■ **Figure contents as structured data**
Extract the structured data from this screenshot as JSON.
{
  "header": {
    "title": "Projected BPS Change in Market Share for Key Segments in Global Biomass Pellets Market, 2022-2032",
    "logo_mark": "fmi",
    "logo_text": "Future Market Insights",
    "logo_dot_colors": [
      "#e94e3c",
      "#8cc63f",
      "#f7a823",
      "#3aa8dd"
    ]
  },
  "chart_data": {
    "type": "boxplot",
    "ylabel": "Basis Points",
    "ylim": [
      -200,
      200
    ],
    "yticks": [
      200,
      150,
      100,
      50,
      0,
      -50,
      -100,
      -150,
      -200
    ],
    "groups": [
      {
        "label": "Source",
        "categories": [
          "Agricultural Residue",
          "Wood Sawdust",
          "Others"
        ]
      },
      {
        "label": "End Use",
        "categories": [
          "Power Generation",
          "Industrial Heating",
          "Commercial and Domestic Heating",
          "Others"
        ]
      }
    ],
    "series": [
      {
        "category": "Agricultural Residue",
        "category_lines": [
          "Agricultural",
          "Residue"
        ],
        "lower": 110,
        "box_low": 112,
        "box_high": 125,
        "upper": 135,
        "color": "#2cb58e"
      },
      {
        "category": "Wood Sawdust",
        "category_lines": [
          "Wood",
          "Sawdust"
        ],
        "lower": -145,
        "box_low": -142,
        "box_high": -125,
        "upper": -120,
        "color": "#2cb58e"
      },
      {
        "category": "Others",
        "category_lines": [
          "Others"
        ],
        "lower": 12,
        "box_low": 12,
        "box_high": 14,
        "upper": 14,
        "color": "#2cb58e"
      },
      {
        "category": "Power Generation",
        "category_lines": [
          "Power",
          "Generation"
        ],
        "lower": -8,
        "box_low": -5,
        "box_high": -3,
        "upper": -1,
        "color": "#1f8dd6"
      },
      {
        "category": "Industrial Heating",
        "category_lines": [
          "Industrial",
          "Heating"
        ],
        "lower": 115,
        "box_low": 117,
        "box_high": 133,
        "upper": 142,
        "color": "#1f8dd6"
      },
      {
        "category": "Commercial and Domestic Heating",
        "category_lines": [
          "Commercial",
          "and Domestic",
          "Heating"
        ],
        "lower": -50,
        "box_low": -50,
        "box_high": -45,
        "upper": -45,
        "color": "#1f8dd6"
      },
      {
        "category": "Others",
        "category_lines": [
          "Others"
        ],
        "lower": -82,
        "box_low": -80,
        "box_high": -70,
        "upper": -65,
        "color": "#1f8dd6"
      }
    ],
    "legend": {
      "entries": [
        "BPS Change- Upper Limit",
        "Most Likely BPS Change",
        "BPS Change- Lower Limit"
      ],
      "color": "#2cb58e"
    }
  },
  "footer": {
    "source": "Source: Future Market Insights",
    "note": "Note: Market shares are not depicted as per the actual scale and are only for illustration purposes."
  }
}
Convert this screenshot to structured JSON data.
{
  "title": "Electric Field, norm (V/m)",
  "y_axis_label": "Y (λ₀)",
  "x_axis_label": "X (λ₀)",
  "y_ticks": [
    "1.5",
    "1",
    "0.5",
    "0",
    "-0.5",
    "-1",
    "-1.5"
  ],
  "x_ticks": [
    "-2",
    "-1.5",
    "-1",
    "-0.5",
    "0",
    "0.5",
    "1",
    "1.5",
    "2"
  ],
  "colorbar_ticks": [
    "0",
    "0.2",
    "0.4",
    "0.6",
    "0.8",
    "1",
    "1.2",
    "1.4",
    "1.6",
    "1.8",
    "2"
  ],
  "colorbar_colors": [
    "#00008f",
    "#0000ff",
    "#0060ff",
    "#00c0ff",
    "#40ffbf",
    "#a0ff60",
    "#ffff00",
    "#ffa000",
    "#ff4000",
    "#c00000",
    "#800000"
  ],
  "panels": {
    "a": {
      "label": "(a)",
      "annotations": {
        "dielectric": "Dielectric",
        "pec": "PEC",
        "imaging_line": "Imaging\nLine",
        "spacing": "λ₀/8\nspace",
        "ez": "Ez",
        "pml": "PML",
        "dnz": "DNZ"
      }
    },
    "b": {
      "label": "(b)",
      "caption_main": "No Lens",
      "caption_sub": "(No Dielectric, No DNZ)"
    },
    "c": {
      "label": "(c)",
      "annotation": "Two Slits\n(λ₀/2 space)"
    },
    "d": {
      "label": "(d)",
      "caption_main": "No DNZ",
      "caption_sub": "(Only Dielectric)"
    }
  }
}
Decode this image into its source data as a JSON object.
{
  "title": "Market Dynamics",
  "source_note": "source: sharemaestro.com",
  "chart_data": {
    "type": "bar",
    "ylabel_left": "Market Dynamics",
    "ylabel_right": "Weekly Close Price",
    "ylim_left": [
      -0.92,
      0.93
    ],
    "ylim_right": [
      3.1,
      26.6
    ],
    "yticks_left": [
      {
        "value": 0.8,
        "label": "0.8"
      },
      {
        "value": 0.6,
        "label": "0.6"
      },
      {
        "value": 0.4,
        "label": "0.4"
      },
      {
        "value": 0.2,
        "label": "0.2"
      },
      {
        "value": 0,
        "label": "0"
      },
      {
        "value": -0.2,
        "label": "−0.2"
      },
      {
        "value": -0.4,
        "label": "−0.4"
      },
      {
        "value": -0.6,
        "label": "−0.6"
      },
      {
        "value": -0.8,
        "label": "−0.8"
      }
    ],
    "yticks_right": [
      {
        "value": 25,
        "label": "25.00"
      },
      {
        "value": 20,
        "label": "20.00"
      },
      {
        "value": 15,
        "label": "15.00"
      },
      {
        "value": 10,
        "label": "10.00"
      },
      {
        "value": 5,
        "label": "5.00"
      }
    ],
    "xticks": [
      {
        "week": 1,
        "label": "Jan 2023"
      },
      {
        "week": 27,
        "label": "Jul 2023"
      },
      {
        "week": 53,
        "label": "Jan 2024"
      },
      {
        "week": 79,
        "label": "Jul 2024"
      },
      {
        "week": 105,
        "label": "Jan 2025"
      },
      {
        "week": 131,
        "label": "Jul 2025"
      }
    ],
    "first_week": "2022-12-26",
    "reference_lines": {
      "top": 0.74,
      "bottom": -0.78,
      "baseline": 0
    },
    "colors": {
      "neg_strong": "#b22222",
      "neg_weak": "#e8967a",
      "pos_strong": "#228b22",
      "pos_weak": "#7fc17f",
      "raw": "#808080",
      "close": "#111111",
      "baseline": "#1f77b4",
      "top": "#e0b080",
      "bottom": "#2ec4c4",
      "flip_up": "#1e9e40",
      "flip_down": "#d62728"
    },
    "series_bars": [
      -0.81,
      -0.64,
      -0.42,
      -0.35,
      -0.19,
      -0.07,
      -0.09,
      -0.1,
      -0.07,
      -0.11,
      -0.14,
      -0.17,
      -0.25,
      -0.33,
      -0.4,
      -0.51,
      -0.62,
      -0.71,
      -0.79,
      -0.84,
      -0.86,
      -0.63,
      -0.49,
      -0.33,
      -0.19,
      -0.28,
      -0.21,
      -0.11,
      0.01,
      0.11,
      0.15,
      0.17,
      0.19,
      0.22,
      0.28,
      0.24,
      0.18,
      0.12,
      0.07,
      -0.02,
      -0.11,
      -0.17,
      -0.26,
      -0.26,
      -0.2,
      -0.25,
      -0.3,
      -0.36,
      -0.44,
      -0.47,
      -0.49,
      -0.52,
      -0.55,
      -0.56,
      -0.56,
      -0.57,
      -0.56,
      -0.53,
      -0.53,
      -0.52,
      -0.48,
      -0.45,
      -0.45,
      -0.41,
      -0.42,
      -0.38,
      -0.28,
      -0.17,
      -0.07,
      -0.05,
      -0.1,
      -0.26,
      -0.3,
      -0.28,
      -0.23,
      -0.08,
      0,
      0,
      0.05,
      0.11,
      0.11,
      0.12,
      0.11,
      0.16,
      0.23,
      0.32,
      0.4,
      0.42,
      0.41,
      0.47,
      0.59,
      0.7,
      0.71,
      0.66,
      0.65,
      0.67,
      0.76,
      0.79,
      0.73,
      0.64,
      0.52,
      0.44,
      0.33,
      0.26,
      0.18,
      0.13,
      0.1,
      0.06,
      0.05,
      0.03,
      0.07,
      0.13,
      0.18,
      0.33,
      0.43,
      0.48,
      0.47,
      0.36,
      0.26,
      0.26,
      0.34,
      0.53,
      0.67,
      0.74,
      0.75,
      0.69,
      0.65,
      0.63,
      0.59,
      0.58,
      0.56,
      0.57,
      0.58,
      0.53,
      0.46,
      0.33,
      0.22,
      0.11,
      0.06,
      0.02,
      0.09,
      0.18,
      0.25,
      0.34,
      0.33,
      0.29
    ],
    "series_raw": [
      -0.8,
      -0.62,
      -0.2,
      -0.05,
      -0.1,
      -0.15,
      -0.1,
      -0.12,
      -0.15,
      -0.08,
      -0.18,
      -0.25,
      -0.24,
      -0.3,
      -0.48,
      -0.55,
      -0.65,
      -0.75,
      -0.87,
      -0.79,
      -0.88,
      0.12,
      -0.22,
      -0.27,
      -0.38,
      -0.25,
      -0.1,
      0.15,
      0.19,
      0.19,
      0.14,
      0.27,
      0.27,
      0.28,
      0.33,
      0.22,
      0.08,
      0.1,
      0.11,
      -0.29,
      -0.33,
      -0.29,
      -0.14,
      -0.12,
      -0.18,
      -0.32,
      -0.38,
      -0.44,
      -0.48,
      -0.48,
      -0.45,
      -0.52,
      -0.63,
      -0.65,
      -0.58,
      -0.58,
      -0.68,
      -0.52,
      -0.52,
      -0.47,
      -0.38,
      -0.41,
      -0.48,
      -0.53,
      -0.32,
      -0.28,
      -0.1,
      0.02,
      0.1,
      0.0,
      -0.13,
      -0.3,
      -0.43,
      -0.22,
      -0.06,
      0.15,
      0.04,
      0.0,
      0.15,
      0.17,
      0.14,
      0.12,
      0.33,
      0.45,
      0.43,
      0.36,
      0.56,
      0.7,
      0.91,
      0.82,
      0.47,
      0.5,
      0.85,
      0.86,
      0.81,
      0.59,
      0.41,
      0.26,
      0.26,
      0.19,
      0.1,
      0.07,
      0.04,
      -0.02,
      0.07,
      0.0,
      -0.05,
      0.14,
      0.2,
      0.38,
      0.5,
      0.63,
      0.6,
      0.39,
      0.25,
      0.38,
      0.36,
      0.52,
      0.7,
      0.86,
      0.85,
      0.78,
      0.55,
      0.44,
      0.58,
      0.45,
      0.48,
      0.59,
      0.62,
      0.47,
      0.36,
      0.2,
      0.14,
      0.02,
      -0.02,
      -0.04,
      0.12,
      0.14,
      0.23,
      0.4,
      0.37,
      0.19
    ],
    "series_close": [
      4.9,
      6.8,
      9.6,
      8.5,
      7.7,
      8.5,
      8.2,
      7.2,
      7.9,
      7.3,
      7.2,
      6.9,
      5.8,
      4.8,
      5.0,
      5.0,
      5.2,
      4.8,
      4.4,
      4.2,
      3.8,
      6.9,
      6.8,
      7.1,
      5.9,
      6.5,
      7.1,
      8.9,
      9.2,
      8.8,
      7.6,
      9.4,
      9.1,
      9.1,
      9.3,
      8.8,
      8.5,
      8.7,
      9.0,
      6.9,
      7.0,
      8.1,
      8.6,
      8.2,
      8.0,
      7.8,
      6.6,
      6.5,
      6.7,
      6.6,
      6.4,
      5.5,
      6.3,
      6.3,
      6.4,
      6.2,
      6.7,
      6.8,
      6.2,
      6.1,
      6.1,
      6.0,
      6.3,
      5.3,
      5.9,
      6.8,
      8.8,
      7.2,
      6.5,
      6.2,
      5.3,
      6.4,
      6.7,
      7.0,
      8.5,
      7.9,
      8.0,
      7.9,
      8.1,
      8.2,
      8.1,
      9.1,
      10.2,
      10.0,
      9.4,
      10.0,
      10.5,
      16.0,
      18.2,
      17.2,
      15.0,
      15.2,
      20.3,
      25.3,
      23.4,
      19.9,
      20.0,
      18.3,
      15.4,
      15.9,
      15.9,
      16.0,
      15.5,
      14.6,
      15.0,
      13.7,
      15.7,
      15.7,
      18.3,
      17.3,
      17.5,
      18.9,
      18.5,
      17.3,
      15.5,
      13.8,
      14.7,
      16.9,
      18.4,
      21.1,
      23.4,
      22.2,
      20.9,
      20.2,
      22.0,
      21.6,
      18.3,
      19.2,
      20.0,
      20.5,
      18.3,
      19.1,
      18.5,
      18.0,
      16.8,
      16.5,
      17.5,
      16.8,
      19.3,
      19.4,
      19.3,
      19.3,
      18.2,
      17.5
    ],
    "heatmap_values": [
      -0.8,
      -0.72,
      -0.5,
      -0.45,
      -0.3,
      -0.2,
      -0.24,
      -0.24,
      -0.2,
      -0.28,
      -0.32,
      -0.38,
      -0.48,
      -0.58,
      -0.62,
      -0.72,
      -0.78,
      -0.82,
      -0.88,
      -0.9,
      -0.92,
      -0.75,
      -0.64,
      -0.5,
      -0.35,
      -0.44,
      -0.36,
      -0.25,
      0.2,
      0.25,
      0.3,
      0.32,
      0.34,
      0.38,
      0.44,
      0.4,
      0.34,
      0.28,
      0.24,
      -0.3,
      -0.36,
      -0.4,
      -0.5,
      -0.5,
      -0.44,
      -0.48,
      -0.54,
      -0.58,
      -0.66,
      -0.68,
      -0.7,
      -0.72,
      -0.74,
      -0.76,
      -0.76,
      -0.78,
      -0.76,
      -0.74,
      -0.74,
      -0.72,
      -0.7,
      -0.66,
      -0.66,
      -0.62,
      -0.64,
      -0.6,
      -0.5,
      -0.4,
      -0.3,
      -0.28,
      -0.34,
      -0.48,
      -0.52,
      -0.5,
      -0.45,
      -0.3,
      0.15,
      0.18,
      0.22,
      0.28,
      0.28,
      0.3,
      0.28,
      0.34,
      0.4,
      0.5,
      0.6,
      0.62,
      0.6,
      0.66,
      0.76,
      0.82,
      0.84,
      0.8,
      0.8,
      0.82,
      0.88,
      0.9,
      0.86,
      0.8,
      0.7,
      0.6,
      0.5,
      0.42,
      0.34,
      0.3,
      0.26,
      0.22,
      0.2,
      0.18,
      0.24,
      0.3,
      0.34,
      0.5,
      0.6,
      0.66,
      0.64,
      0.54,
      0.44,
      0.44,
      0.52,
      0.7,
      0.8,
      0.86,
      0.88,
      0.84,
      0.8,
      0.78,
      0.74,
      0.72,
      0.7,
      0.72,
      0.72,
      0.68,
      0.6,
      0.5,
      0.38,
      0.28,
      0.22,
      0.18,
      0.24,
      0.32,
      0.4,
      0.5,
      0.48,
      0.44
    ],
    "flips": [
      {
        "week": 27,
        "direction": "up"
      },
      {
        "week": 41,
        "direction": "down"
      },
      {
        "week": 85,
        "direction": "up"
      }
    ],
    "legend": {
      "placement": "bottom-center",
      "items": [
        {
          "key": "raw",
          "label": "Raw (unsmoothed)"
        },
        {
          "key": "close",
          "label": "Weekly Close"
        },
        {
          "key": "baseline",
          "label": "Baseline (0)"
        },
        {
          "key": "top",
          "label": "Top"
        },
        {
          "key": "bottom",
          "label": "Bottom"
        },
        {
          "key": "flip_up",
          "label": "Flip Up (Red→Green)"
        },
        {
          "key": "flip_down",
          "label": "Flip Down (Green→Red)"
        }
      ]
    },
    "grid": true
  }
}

■ **GIVEN REQUEST**
Report all lines of the data that include the word "Agricultural".

■ **TASK SOLUTION**
          "Agricultural Residue",
        "category": "Agricultural Residue",
          "Agricultural",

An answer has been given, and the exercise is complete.